• [BRANO FORNITO]
- - - - -

Una delle figure più pittoresche del paese era il civico banditore che per le vie del paese animava la vita della comunità e mediante un megafono dava informazioni di pubblica utilità e propagandava anche merci sia in acquisto che in vendita. Nel periodo dell’epidemia girava per il paese raccomandando la popolazione a mantenere un comportamento corretto per evitare l’infezione. Oltre a fornire informazioni di pubblica utilità propagandava merci sia in acquisto che in vendita: “Chi ha uova da vendere, chi ha da vendere olive, chi vuole ritirare capelli caduti in sede di pettinatura, oppure di stracci di stoffa, in cambio di aghi, o pettinini, o spagnolette di cotone e altro”.
 
Mastro Micuzzo fornito di megafono e di una divisa militaresca, era una figura molto rispettata e nello stesso tempo riverita.
 
Siccome gran parte della popolazione era analfabeta e quindi non era in grado di leggere né ordinanze né manifesti; molti annunci (sia delle autorità locali che di privati per scopi commerciali) venivano proclamati dal banditore. L’amministrazione comunale si serviva di Mastro Micuzzo per comunicare ai cittadini eventi, ordinanze e notizie riguardanti la vita del Comune, scadenze e adempimenti.
Una mattina arrivò in piazza per comunicare alla popolazione di non fare uscire di casa i bambini e di mantenere la casa sempre disinfettata.
 
Il bando era il seguente: “Attenzione Attenzione il Signor Sindaco ordina a tutta la popolazione di disinfettare pavimenti, gabinetti e di tenere i guagnuni chiusi in casa e non farli nemmeno iocare con altri guagnuni. Attenzione Attenzione la ditta Ianchi imbianca Case e Chiese e media la vendita di Fave Favetti, Matrimoni e Altro.”

- - - - -

• [VOCI FORNITE]
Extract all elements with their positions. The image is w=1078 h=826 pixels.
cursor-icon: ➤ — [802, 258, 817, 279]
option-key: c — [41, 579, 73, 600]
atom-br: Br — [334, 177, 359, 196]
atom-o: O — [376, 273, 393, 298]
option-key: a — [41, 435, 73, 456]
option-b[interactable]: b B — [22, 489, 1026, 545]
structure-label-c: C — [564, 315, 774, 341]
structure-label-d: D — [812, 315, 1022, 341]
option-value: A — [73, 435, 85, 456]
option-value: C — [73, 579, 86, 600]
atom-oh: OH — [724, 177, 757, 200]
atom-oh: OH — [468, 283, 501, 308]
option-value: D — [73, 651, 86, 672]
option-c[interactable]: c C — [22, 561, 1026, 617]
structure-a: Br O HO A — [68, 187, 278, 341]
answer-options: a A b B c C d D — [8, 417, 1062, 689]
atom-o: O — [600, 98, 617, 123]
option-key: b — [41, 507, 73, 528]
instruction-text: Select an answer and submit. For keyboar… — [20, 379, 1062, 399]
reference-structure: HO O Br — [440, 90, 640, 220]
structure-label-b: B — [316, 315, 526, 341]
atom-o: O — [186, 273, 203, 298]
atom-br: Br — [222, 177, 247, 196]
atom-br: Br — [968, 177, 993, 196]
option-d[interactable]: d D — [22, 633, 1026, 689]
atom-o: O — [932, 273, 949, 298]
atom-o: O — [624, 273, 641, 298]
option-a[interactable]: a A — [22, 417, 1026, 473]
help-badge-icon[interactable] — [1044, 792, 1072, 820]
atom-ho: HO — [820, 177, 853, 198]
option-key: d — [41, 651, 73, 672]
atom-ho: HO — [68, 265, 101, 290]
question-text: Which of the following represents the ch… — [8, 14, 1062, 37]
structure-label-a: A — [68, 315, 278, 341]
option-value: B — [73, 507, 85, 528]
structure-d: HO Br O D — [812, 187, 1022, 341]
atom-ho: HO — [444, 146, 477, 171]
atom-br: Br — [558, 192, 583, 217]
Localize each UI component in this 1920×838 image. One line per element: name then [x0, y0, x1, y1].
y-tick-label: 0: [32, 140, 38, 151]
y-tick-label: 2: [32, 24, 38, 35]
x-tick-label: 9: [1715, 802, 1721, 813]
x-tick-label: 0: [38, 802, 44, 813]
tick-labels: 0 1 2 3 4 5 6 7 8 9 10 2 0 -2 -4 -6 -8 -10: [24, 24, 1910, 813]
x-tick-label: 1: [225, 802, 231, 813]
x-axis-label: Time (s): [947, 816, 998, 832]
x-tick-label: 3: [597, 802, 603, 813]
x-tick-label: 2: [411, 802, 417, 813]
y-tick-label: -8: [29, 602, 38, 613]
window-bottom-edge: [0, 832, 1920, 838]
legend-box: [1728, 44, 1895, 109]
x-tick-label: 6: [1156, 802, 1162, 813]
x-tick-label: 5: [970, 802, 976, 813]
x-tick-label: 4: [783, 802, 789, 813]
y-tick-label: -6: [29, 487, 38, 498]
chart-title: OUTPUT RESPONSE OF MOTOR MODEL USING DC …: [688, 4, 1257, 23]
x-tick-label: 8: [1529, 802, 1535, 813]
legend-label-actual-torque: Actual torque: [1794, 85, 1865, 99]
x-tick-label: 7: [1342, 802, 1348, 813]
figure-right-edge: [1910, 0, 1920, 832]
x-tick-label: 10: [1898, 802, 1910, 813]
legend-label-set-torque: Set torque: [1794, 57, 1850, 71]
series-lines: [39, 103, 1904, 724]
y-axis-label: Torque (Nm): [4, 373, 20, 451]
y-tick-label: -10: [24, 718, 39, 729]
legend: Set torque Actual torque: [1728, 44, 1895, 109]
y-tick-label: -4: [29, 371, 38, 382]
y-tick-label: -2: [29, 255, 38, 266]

- - - - -

• [DA SVOLGERE]
(A) Risponda alle seguenti domande sul testo dedicato al banditore:
(i) Di che cosa era fornito Mastro Micuzzo?
(ii) Perché gran parte della popolazione non era in grado di leggere ordinanze e manifesti?
(iii) Secondo il bando, che cosa imbianca la ditta Ianchi?
(B) Prosegua il testo sul banditore, riprendendolo dopo l'annuncio della ditta Ianchi.

• [RISPOSTE PER COMPITO]
(A)
(i) Di un megafono e di una divisa militaresca.
(ii) Perché era analfabeta.
(iii) Case e Chiese.

(B)
La gente pur avendo compreso la prima parte dell’annuncio, non capì il significato e l’importanza della seconda parte.
 
Il banditore aveva sempre un seguito di persone e bambini che lo accompagnavano in processione, fra questi, era presente il titolare della ditta Ianchi che dava spiegazioni e approfondimenti a chi era interessato. La ditta Ianchi era una ditta particolare, perché non aveva operai e il titolare era l’unico componente; era, in realtà, un imbianchino che aveva molte altre e diverse attività. Come imbianchino era bravo e velocissimo, capace d’imbiancare un appartamento in una giornata, ma era anche svelto nel fare sparire oggetti e alimenti conservati dagli abitanti. Inoltre era conosciuto come mediatore di granaglie e cosa più importante, di matrimoni. In realtà mediava fra le famiglie per poter realizzare l’incontro fra persone di una certa età che volevano mettersi assieme. Praticamente organizzava dei matrimoni combinati.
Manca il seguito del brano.